What you should do — Quote the entries in full, character for character, without their images.

The input —
────────

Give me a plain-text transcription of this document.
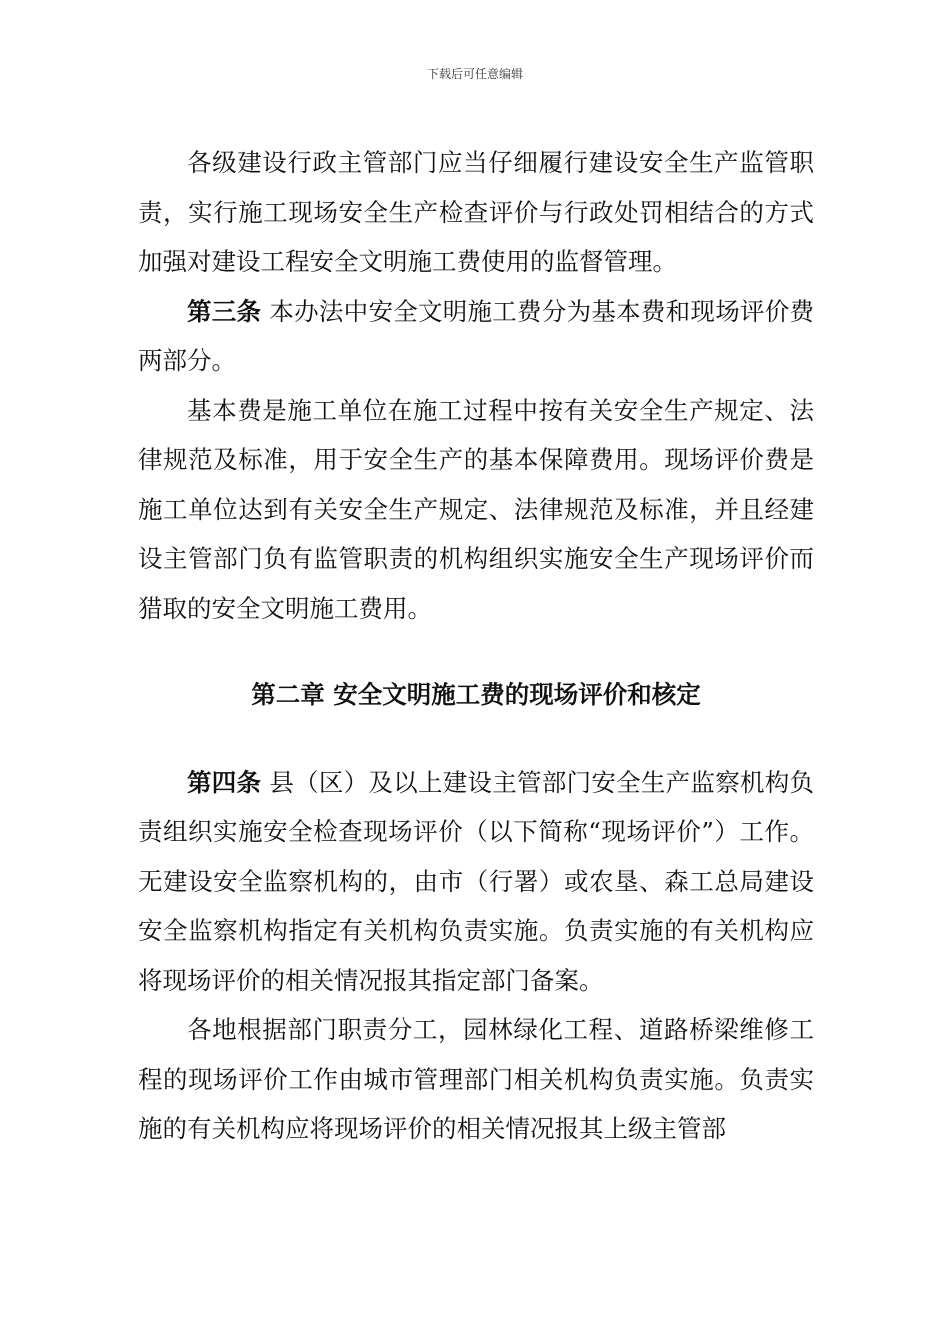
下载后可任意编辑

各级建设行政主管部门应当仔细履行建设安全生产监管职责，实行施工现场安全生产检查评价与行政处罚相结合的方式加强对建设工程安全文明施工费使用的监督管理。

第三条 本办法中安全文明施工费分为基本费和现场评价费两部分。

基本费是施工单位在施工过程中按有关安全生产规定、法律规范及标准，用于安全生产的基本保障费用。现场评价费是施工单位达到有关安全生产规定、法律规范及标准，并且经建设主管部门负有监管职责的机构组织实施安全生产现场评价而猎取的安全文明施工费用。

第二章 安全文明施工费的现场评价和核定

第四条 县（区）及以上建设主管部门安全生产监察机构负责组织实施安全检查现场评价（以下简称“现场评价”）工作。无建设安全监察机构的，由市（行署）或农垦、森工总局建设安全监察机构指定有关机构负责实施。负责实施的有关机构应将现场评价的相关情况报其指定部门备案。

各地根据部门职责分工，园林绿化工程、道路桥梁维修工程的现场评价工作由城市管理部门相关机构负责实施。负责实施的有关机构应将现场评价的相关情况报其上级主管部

────────

Solution for this exercise —
Give me a plain-text transcription of this document.
下载后可任意编辑

各级建设行政主管部门应当仔细履行建设安全生产监管职责，实行施工现场安全生产检查评价与行政处罚相结合的方式加强对建设工程安全文明施工费使用的监督管理。

第三条 本办法中安全文明施工费分为基本费和现场评价费两部分。

基本费是施工单位在施工过程中按有关安全生产规定、法律规范及标准，用于安全生产的基本保障费用。现场评价费是施工单位达到有关安全生产规定、法律规范及标准，并且经建设主管部门负有监管职责的机构组织实施安全生产现场评价而猎取的安全文明施工费用。

第二章 安全文明施工费的现场评价和核定

第四条 县（区）及以上建设主管部门安全生产监察机构负责组织实施安全检查现场评价（以下简称“现场评价”）工作。无建设安全监察机构的，由市（行署）或农垦、森工总局建设安全监察机构指定有关机构负责实施。负责实施的有关机构应将现场评价的相关情况报其指定部门备案。

各地根据部门职责分工，园林绿化工程、道路桥梁维修工程的现场评价工作由城市管理部门相关机构负责实施。负责实施的有关机构应将现场评价的相关情况报其上级主管部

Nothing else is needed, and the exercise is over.